TASK MATERIAL
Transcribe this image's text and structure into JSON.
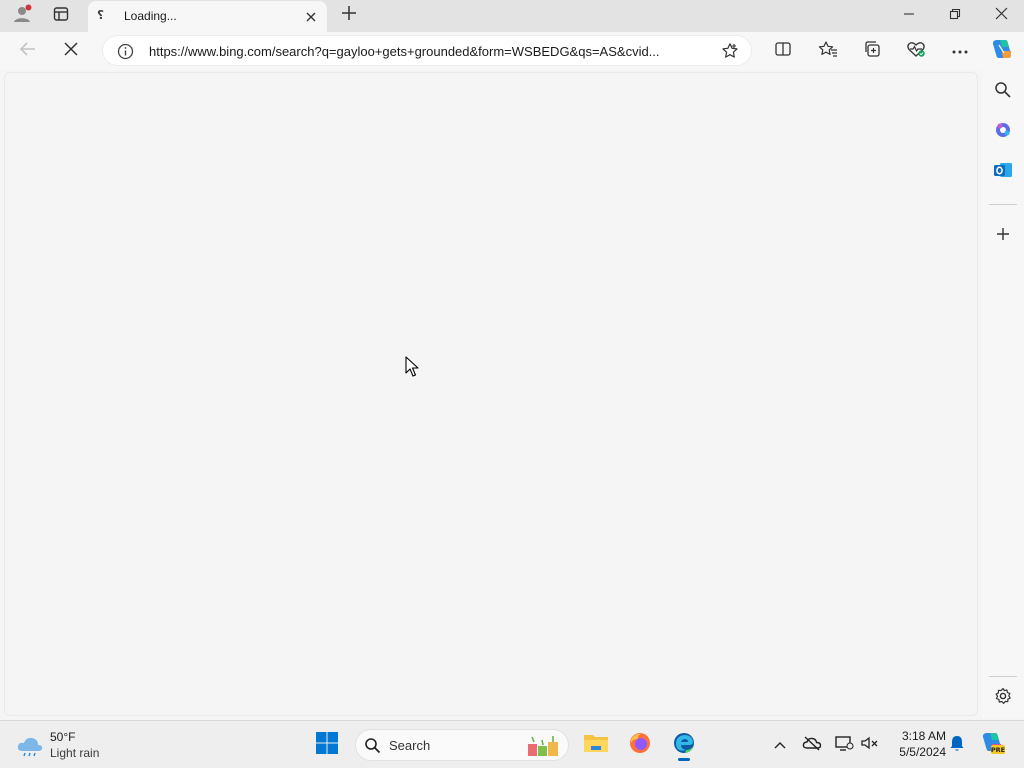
{
  "browser": {
    "tab": {
      "title": "Loading..."
    },
    "address": {
      "url": "https://www.bing.com/search?q=gayloo+gets+grounded&form=WSBEDG&qs=AS&cvid..."
    }
  },
  "taskbar": {
    "weather": {
      "temp": "50°F",
      "desc": "Light rain"
    },
    "search_label": "Search",
    "clock": {
      "time": "3:18 AM",
      "date": "5/5/2024"
    }
  },
  "icons": {
    "titlebar": [
      "profile-icon",
      "tab-actions-icon",
      "tab-close-icon",
      "new-tab-icon",
      "minimize-icon",
      "restore-icon",
      "window-close-icon"
    ],
    "navbar": [
      "back-icon",
      "stop-loading-icon",
      "site-info-icon",
      "favorite-star-icon",
      "split-screen-icon",
      "favorites-icon",
      "collections-icon",
      "browser-essentials-icon",
      "more-icon",
      "copilot-icon"
    ],
    "sidebar": [
      "search-icon",
      "copilot-apps-icon",
      "outlook-icon",
      "add-icon",
      "settings-icon"
    ],
    "taskbar": [
      "windows-start-icon",
      "file-explorer-icon",
      "firefox-icon",
      "edge-icon",
      "chevron-up-icon",
      "onedrive-icon",
      "network-icon",
      "volume-icon",
      "notification-bell-icon",
      "copilot-pre-icon"
    ]
  },
  "colors": {
    "accent": "#0067c0",
    "profile_dot": "#d13438",
    "outlook": "#0f6cbd"
  }
}
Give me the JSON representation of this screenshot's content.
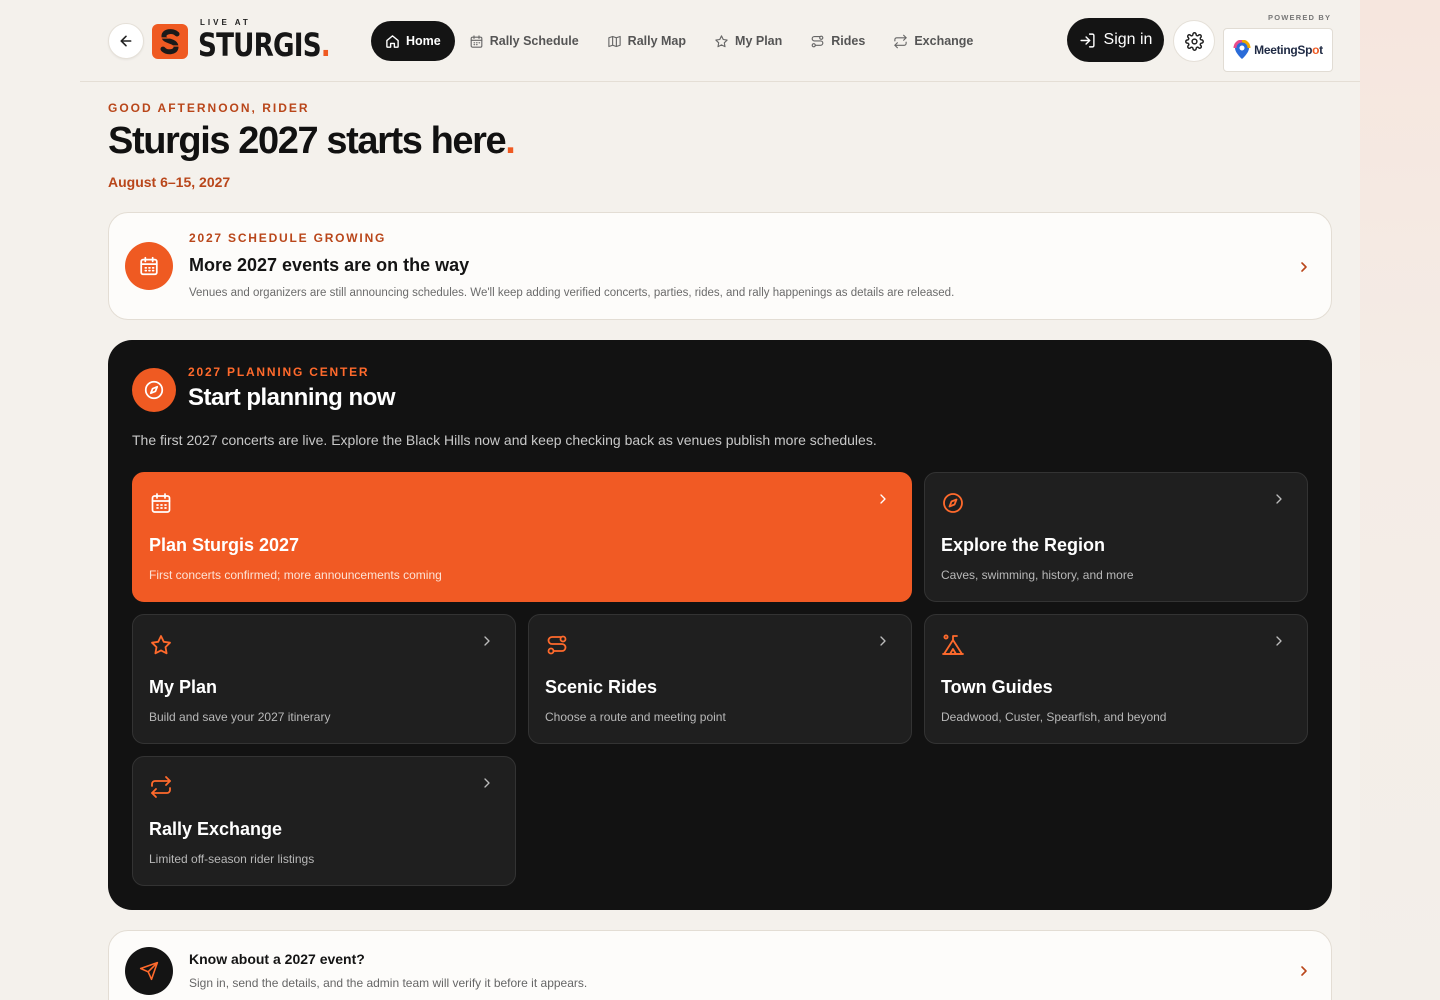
{
  "header": {
    "back_icon": "arrow-left-icon",
    "logo": {
      "top_text": "LIVE AT",
      "wordmark": "STURGIS",
      "dot": "."
    },
    "nav": [
      {
        "label": "Home",
        "icon": "home-icon",
        "active": true
      },
      {
        "label": "Rally Schedule",
        "icon": "calendar-icon",
        "active": false
      },
      {
        "label": "Rally Map",
        "icon": "map-icon",
        "active": false
      },
      {
        "label": "My Plan",
        "icon": "star-icon",
        "active": false
      },
      {
        "label": "Rides",
        "icon": "route-icon",
        "active": false
      },
      {
        "label": "Exchange",
        "icon": "repeat-icon",
        "active": false
      }
    ],
    "signin_label": "Sign in",
    "powered_by": "POWERED BY",
    "partner": {
      "name_part1": "MeetingSp",
      "name_o": "o",
      "name_part2": "t"
    }
  },
  "greeting": {
    "eyebrow": "GOOD AFTERNOON, RIDER",
    "title": "Sturgis 2027 starts here",
    "title_dot": ".",
    "dates": "August 6–15, 2027"
  },
  "notice": {
    "eyebrow": "2027 SCHEDULE GROWING",
    "title": "More 2027 events are on the way",
    "description": "Venues and organizers are still announcing schedules. We'll keep adding verified concerts, parties, rides, and rally happenings as details are released."
  },
  "planning": {
    "eyebrow": "2027 PLANNING CENTER",
    "title": "Start planning now",
    "description": "The first 2027 concerts are live. Explore the Black Hills now and keep checking back as venues publish more schedules.",
    "tiles": [
      {
        "title": "Plan Sturgis 2027",
        "description": "First concerts confirmed; more announcements coming",
        "icon": "calendar-icon"
      },
      {
        "title": "Explore the Region",
        "description": "Caves, swimming, history, and more",
        "icon": "compass-icon"
      },
      {
        "title": "My Plan",
        "description": "Build and save your 2027 itinerary",
        "icon": "star-icon"
      },
      {
        "title": "Scenic Rides",
        "description": "Choose a route and meeting point",
        "icon": "route-icon"
      },
      {
        "title": "Town Guides",
        "description": "Deadwood, Custer, Spearfish, and beyond",
        "icon": "tent-icon"
      },
      {
        "title": "Rally Exchange",
        "description": "Limited off-season rider listings",
        "icon": "repeat-icon"
      }
    ]
  },
  "submit_event": {
    "title": "Know about a 2027 event?",
    "description": "Sign in, send the details, and the admin team will verify it before it appears."
  },
  "colors": {
    "accent": "#ef5a22",
    "dark": "#121212",
    "eyebrow": "#b9461a",
    "background": "#f4f1ec"
  }
}
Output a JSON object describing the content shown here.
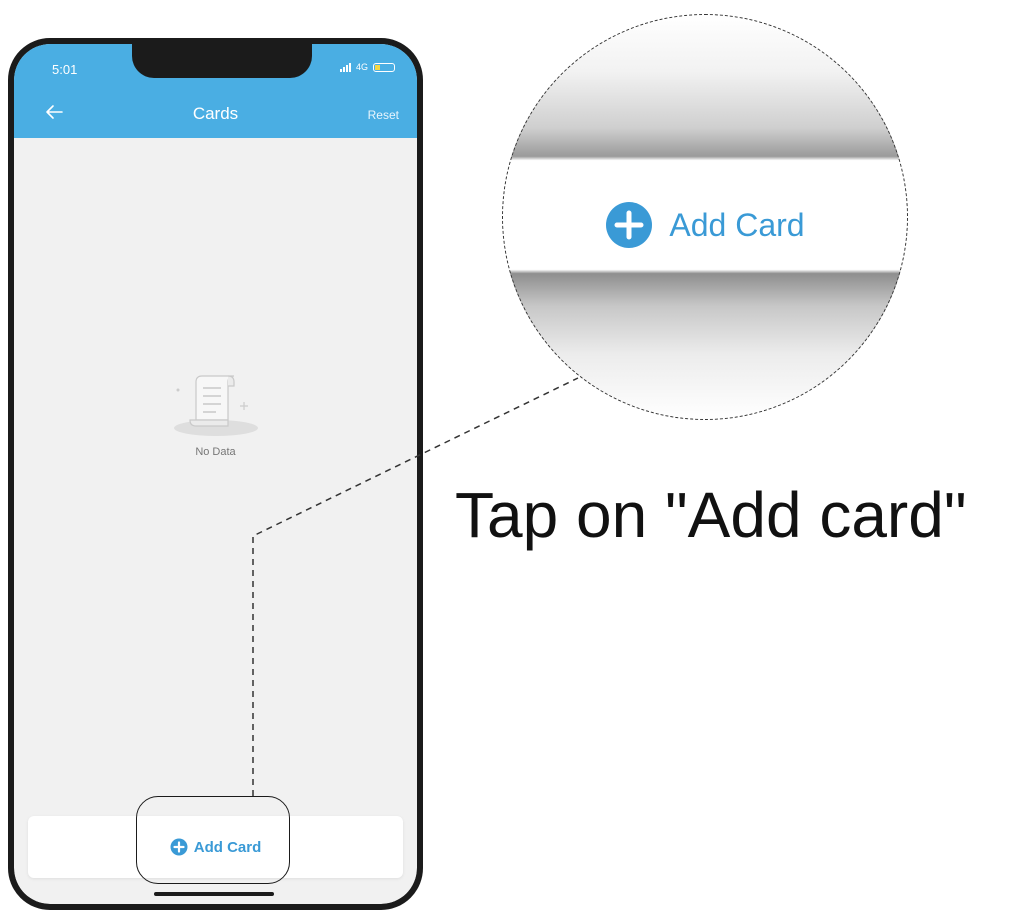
{
  "status_bar": {
    "time": "5:01",
    "network": "4G"
  },
  "nav": {
    "title": "Cards",
    "reset_label": "Reset"
  },
  "empty_state": {
    "label": "No Data"
  },
  "bottom": {
    "add_card_label": "Add Card"
  },
  "magnifier": {
    "add_card_label": "Add Card"
  },
  "instruction": {
    "text": "Tap on \"Add card\""
  },
  "colors": {
    "accent": "#4aaee3",
    "link": "#3a9ad6",
    "background": "#f1f1f1"
  }
}
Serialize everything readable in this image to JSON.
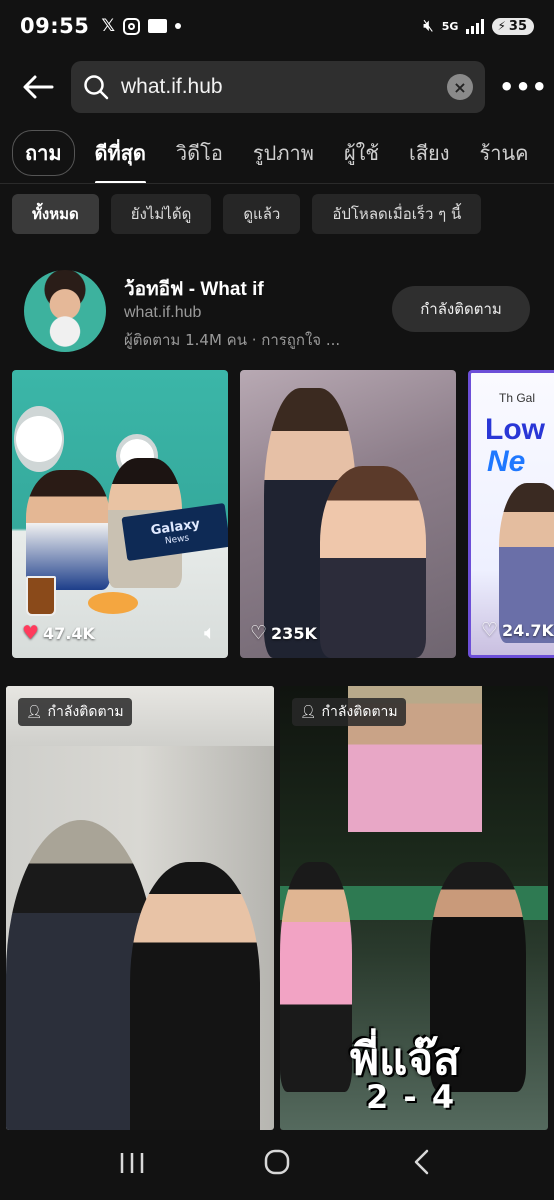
{
  "status_bar": {
    "time": "09:55",
    "left_icons": [
      "x-icon",
      "instagram-icon",
      "folder-icon",
      "dot-icon"
    ],
    "network": "5G",
    "battery": "35"
  },
  "search": {
    "query": "what.if.hub",
    "back_icon": "back-arrow-icon",
    "search_icon": "search-icon",
    "clear_icon": "clear-icon",
    "more_icon": "more-icon"
  },
  "tabs": [
    {
      "label": "ถาม"
    },
    {
      "label": "ดีที่สุด"
    },
    {
      "label": "วิดีโอ"
    },
    {
      "label": "รูปภาพ"
    },
    {
      "label": "ผู้ใช้"
    },
    {
      "label": "เสียง"
    },
    {
      "label": "ร้านค"
    }
  ],
  "filters": [
    {
      "label": "ทั้งหมด"
    },
    {
      "label": "ยังไม่ได้ดู"
    },
    {
      "label": "ดูแล้ว"
    },
    {
      "label": "อัปโหลดเมื่อเร็ว ๆ นี้"
    }
  ],
  "account": {
    "name": "ว้อทอีฟ - What if",
    "handle": "what.if.hub",
    "meta": "ผู้ติดตาม 1.4M คน · การถูกใจ ...",
    "follow_label": "กำลังติดตาม"
  },
  "videos": [
    {
      "likes": "47.4K",
      "sign": "Galaxy",
      "sign_sub": "News"
    },
    {
      "likes": "235K"
    },
    {
      "likes": "24.7K",
      "brand": "Th Gal",
      "big1": "Low",
      "big2": "Ne"
    }
  ],
  "grid": [
    {
      "tag": "กำลังติดตาม"
    },
    {
      "tag": "กำลังติดตาม",
      "title": "พี่แจ๊ส",
      "score": "2 - 4"
    }
  ],
  "colors": {
    "background": "#121212",
    "heart_liked": "#ff3b5c",
    "accent_purple": "#6d4fd8"
  }
}
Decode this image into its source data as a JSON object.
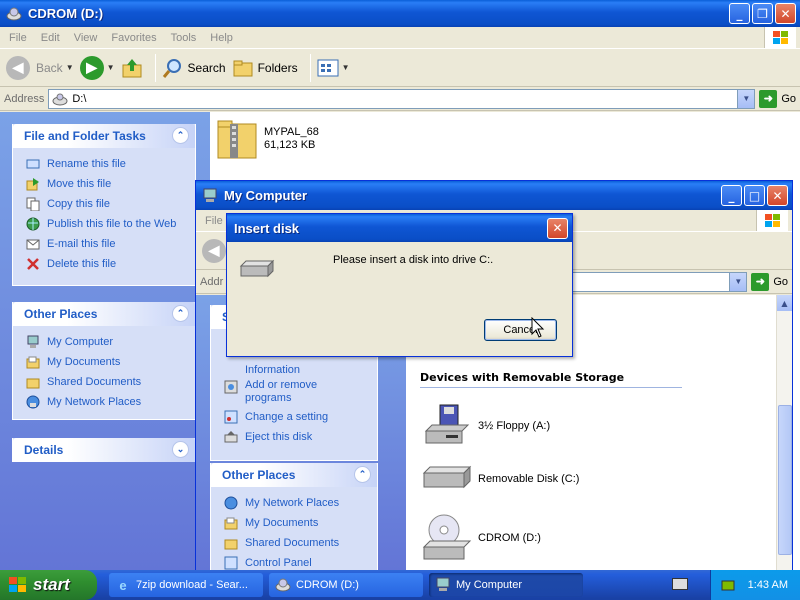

EXERCISE REQUIREMENTS
Repeat the material verbatim. Do not carry over any picture.

PROBLEM SOLUTION
Transcribe this image's text and structure into JSON.
{
  "browser": {
    "tab": {
      "title": "Loading..."
    },
    "address": {
      "url": "https://www.bing.com/search?q=gayloo+gets+grounded&form=WSBEDG&qs=AS&cvid..."
    }
  },
  "taskbar": {
    "weather": {
      "temp": "50°F",
      "desc": "Light rain"
    },
    "search_label": "Search",
    "clock": {
      "time": "3:18 AM",
      "date": "5/5/2024"
    }
  },
  "icons": {
    "titlebar": [
      "profile-icon",
      "tab-actions-icon",
      "tab-close-icon",
      "new-tab-icon",
      "minimize-icon",
      "restore-icon",
      "window-close-icon"
    ],
    "navbar": [
      "back-icon",
      "stop-loading-icon",
      "site-info-icon",
      "favorite-star-icon",
      "split-screen-icon",
      "favorites-icon",
      "collections-icon",
      "browser-essentials-icon",
      "more-icon",
      "copilot-icon"
    ],
    "sidebar": [
      "search-icon",
      "copilot-apps-icon",
      "outlook-icon",
      "add-icon",
      "settings-icon"
    ],
    "taskbar": [
      "windows-start-icon",
      "file-explorer-icon",
      "firefox-icon",
      "edge-icon",
      "chevron-up-icon",
      "onedrive-icon",
      "network-icon",
      "volume-icon",
      "notification-bell-icon",
      "copilot-pre-icon"
    ]
  },
  "colors": {
    "accent": "#0067c0",
    "profile_dot": "#d13438",
    "outlook": "#0f6cbd"
  }
}
Give me the JSON representation of this screenshot's content.
{
  "header": {
    "back_icon": "arrow-left-icon",
    "logo": {
      "top_text": "LIVE AT",
      "wordmark": "STURGIS",
      "dot": "."
    },
    "nav": [
      {
        "label": "Home",
        "icon": "home-icon",
        "active": true
      },
      {
        "label": "Rally Schedule",
        "icon": "calendar-icon",
        "active": false
      },
      {
        "label": "Rally Map",
        "icon": "map-icon",
        "active": false
      },
      {
        "label": "My Plan",
        "icon": "star-icon",
        "active": false
      },
      {
        "label": "Rides",
        "icon": "route-icon",
        "active": false
      },
      {
        "label": "Exchange",
        "icon": "repeat-icon",
        "active": false
      }
    ],
    "signin_label": "Sign in",
    "powered_by": "POWERED BY",
    "partner": {
      "name_part1": "MeetingSp",
      "name_o": "o",
      "name_part2": "t"
    }
  },
  "greeting": {
    "eyebrow": "GOOD AFTERNOON, RIDER",
    "title": "Sturgis 2027 starts here",
    "title_dot": ".",
    "dates": "August 6–15, 2027"
  },
  "notice": {
    "eyebrow": "2027 SCHEDULE GROWING",
    "title": "More 2027 events are on the way",
    "description": "Venues and organizers are still announcing schedules. We'll keep adding verified concerts, parties, rides, and rally happenings as details are released."
  },
  "planning": {
    "eyebrow": "2027 PLANNING CENTER",
    "title": "Start planning now",
    "description": "The first 2027 concerts are live. Explore the Black Hills now and keep checking back as venues publish more schedules.",
    "tiles": [
      {
        "title": "Plan Sturgis 2027",
        "description": "First concerts confirmed; more announcements coming",
        "icon": "calendar-icon"
      },
      {
        "title": "Explore the Region",
        "description": "Caves, swimming, history, and more",
        "icon": "compass-icon"
      },
      {
        "title": "My Plan",
        "description": "Build and save your 2027 itinerary",
        "icon": "star-icon"
      },
      {
        "title": "Scenic Rides",
        "description": "Choose a route and meeting point",
        "icon": "route-icon"
      },
      {
        "title": "Town Guides",
        "description": "Deadwood, Custer, Spearfish, and beyond",
        "icon": "tent-icon"
      },
      {
        "title": "Rally Exchange",
        "description": "Limited off-season rider listings",
        "icon": "repeat-icon"
      }
    ]
  },
  "submit_event": {
    "title": "Know about a 2027 event?",
    "description": "Sign in, send the details, and the admin team will verify it before it appears."
  },
  "colors": {
    "accent": "#ef5a22",
    "dark": "#121212",
    "eyebrow": "#b9461a",
    "background": "#f4f1ec"
  }
}
Output a JSON object describing the content shown here.
{
  "status_bar": {
    "time": "5:01",
    "network": "4G"
  },
  "nav": {
    "title": "Cards",
    "reset_label": "Reset"
  },
  "empty_state": {
    "label": "No Data"
  },
  "bottom": {
    "add_card_label": "Add Card"
  },
  "magnifier": {
    "add_card_label": "Add Card"
  },
  "instruction": {
    "text": "Tap on \"Add card\""
  },
  "colors": {
    "accent": "#4aaee3",
    "link": "#3a9ad6",
    "background": "#f1f1f1"
  }
}
Serialize everything readable in this image to JSON.
{
  "status_bar": {
    "time": "09:55",
    "left_icons": [
      "x-icon",
      "instagram-icon",
      "folder-icon",
      "dot-icon"
    ],
    "network": "5G",
    "battery": "35"
  },
  "search": {
    "query": "what.if.hub",
    "back_icon": "back-arrow-icon",
    "search_icon": "search-icon",
    "clear_icon": "clear-icon",
    "more_icon": "more-icon"
  },
  "tabs": [
    {
      "label": "ถาม"
    },
    {
      "label": "ดีที่สุด"
    },
    {
      "label": "วิดีโอ"
    },
    {
      "label": "รูปภาพ"
    },
    {
      "label": "ผู้ใช้"
    },
    {
      "label": "เสียง"
    },
    {
      "label": "ร้านค"
    }
  ],
  "filters": [
    {
      "label": "ทั้งหมด"
    },
    {
      "label": "ยังไม่ได้ดู"
    },
    {
      "label": "ดูแล้ว"
    },
    {
      "label": "อัปโหลดเมื่อเร็ว ๆ นี้"
    }
  ],
  "account": {
    "name": "ว้อทอีฟ - What if",
    "handle": "what.if.hub",
    "meta": "ผู้ติดตาม 1.4M คน · การถูกใจ ...",
    "follow_label": "กำลังติดตาม"
  },
  "videos": [
    {
      "likes": "47.4K",
      "sign": "Galaxy",
      "sign_sub": "News"
    },
    {
      "likes": "235K"
    },
    {
      "likes": "24.7K",
      "brand": "Th Gal",
      "big1": "Low",
      "big2": "Ne"
    }
  ],
  "grid": [
    {
      "tag": "กำลังติดตาม"
    },
    {
      "tag": "กำลังติดตาม",
      "title": "พี่แจ๊ส",
      "score": "2 - 4"
    }
  ],
  "colors": {
    "background": "#121212",
    "heart_liked": "#ff3b5c",
    "accent_purple": "#6d4fd8"
  }
}
Decode this image into its source data as a JSON object.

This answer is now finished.